WRITTEN TASK » Pull every line of the entries that has the word "page".

LISTED RECORDS »
______________________________

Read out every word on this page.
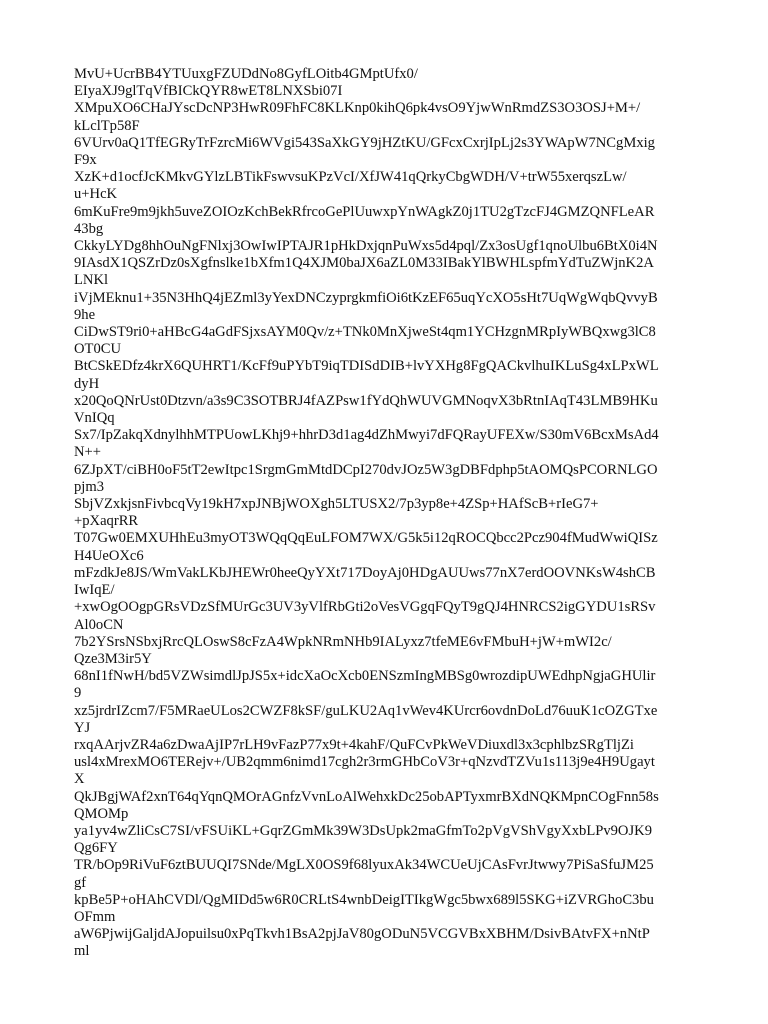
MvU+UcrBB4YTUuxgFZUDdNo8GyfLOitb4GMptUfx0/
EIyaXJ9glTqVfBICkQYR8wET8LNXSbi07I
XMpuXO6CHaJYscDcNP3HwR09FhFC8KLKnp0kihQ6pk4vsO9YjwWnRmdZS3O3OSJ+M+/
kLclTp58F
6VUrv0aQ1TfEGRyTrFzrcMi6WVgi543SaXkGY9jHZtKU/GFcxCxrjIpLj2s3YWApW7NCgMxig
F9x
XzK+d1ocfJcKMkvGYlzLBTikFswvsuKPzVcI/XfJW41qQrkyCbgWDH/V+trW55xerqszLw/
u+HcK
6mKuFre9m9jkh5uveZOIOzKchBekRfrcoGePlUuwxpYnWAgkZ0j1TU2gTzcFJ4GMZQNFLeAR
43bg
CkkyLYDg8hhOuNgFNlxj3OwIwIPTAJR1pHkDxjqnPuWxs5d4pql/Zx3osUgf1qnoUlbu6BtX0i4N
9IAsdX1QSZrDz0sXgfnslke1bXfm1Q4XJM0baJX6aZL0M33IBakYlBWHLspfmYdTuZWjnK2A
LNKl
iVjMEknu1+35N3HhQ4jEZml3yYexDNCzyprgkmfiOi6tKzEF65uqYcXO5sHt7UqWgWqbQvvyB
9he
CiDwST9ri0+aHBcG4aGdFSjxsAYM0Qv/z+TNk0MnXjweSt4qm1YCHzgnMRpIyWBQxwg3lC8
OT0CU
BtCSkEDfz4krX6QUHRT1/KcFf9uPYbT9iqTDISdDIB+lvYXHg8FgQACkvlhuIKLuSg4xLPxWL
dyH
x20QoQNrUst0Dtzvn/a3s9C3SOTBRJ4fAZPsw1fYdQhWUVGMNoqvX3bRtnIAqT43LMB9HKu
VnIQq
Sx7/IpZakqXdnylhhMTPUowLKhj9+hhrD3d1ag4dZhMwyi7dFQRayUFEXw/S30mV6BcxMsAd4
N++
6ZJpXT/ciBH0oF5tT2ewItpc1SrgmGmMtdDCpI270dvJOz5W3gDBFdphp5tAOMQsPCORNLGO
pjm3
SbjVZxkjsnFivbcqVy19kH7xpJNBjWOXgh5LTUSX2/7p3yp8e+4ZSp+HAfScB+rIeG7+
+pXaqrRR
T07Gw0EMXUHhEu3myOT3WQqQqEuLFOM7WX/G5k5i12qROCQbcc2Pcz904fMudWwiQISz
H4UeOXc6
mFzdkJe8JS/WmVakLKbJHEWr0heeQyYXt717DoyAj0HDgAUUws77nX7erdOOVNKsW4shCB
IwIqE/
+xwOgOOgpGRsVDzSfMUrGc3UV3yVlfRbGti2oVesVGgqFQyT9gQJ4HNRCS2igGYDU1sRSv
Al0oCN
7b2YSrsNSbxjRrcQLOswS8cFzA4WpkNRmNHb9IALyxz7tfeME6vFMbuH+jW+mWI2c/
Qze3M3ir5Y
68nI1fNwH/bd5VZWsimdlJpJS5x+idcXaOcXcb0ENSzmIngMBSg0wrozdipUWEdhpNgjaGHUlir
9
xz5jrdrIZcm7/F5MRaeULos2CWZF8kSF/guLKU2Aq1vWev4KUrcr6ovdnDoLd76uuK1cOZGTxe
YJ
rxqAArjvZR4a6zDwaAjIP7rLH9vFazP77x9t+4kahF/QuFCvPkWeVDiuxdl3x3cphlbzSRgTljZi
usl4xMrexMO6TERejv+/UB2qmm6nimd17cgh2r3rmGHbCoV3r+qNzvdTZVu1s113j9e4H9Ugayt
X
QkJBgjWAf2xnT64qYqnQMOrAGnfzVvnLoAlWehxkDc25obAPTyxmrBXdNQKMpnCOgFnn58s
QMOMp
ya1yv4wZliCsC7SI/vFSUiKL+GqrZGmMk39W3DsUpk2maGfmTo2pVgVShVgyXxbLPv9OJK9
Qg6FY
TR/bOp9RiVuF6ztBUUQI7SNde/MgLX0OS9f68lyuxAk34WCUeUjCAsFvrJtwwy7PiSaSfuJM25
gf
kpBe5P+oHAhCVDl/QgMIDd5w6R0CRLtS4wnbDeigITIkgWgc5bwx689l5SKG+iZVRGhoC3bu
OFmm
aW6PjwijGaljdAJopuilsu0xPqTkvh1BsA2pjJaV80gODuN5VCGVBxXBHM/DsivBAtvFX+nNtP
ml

______________________________

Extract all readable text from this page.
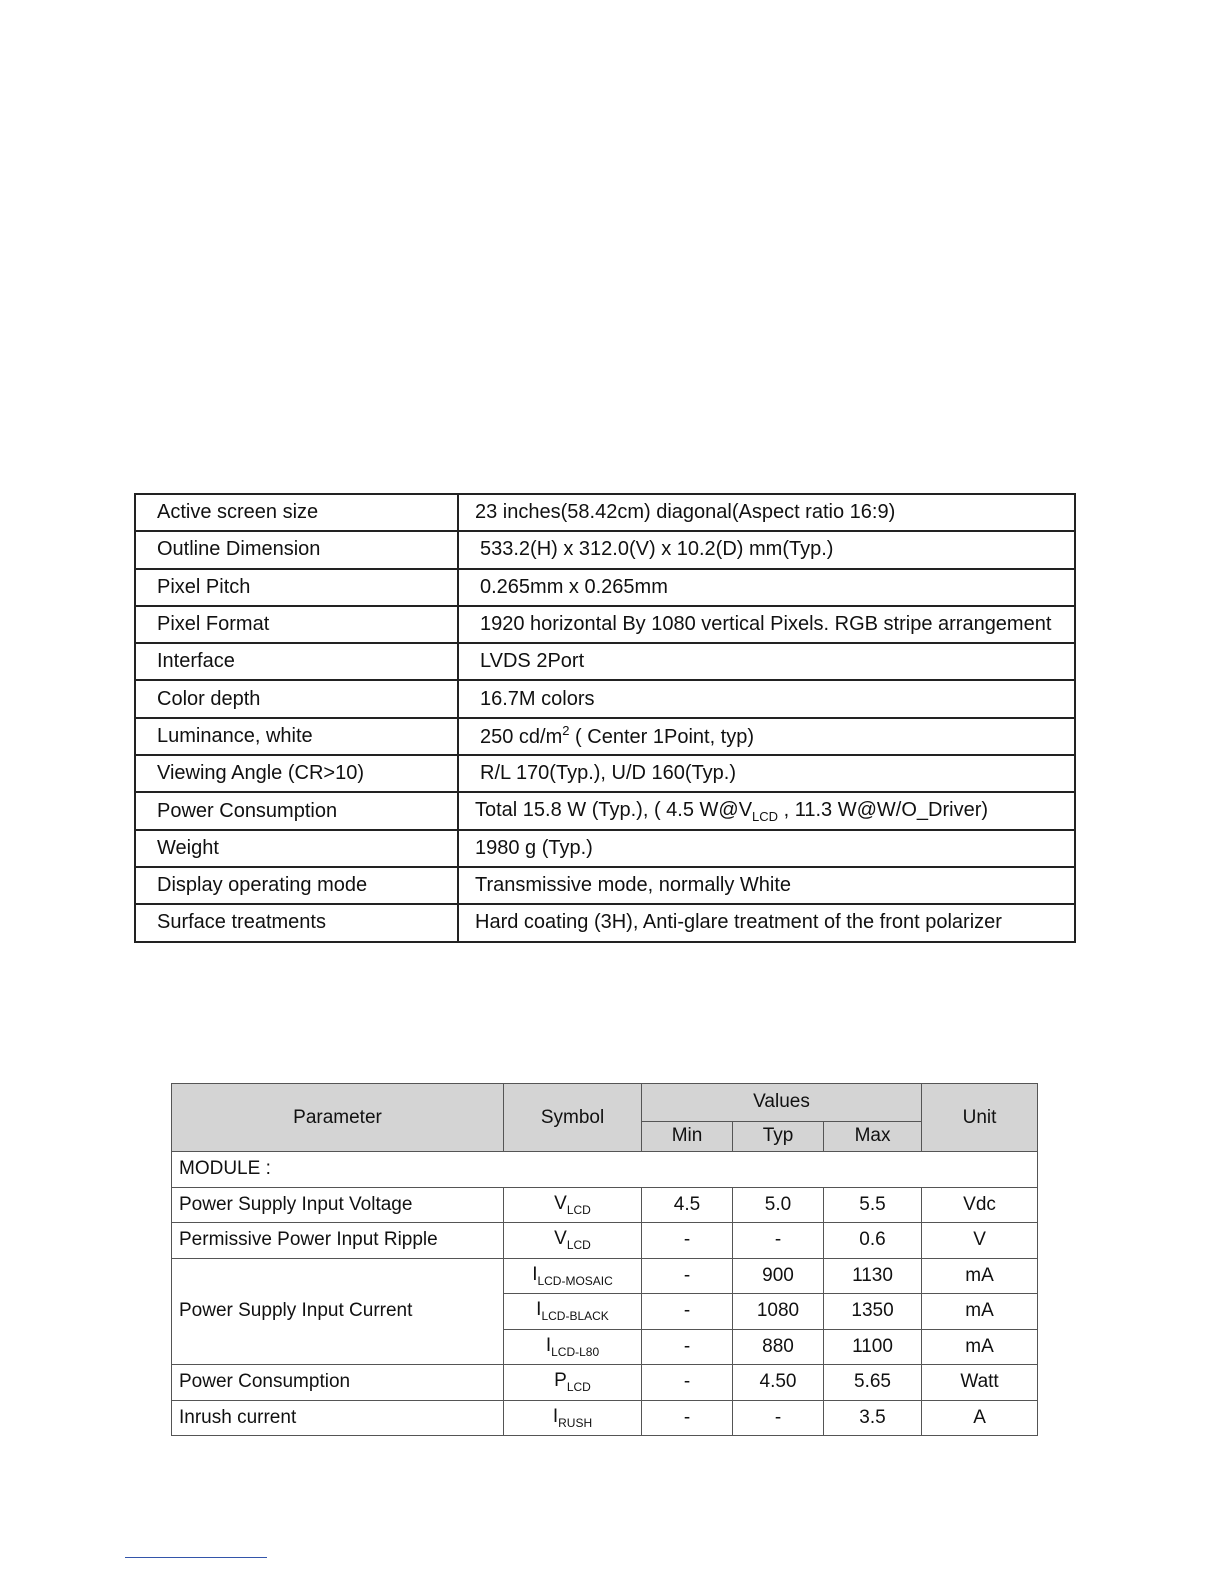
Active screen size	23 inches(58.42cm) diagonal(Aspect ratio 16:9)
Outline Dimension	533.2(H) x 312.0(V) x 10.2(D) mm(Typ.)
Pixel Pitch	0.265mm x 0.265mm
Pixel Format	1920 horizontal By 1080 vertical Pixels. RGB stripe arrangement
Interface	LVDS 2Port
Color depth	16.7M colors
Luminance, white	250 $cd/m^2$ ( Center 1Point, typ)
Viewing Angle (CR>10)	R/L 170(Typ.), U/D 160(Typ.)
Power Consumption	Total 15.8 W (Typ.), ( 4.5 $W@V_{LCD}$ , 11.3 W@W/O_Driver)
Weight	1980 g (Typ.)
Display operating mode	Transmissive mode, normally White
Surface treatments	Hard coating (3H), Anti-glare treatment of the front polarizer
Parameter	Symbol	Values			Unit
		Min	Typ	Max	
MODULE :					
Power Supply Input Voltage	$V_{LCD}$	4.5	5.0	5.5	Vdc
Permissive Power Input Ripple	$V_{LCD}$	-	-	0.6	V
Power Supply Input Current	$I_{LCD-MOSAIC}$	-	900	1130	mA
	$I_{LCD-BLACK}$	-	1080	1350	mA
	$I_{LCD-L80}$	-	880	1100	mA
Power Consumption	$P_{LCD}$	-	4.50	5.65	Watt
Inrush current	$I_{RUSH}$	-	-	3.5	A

______________________________

ANSWER TO THIS TASK »
Read out every word on this page.
Extract all readable text from this page.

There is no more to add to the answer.